▶ **What the task asks**
Check every line below for the string "brown", and copy the lines that contain it.
□ □ □ □ □
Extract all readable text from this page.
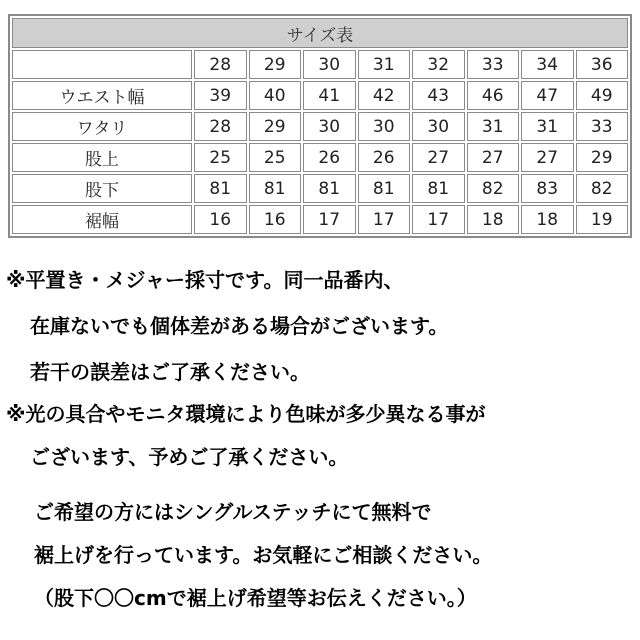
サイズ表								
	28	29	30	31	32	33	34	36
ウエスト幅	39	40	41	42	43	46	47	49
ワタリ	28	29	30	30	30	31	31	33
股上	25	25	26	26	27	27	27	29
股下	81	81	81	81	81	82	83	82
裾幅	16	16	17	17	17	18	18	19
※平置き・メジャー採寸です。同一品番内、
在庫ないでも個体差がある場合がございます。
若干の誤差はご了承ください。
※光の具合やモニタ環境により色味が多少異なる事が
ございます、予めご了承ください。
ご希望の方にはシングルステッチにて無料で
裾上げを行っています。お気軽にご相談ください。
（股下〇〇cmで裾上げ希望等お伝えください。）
□ □ □ □ □
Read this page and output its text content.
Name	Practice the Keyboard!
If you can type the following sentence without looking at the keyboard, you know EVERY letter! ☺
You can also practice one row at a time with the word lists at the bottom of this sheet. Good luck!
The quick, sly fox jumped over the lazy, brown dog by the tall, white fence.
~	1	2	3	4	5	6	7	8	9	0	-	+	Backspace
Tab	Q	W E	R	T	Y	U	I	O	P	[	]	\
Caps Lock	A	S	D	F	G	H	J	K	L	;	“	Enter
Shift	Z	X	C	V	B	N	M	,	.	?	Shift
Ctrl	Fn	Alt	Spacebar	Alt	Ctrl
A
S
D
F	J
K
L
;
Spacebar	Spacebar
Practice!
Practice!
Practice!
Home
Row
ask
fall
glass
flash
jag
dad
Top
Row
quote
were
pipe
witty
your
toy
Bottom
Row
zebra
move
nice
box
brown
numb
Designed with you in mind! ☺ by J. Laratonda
□ □ □ □ □
▶ **Answer to this task**
The quick, sly fox jumped over the lazy, brown dog by the tall, white fence.
brown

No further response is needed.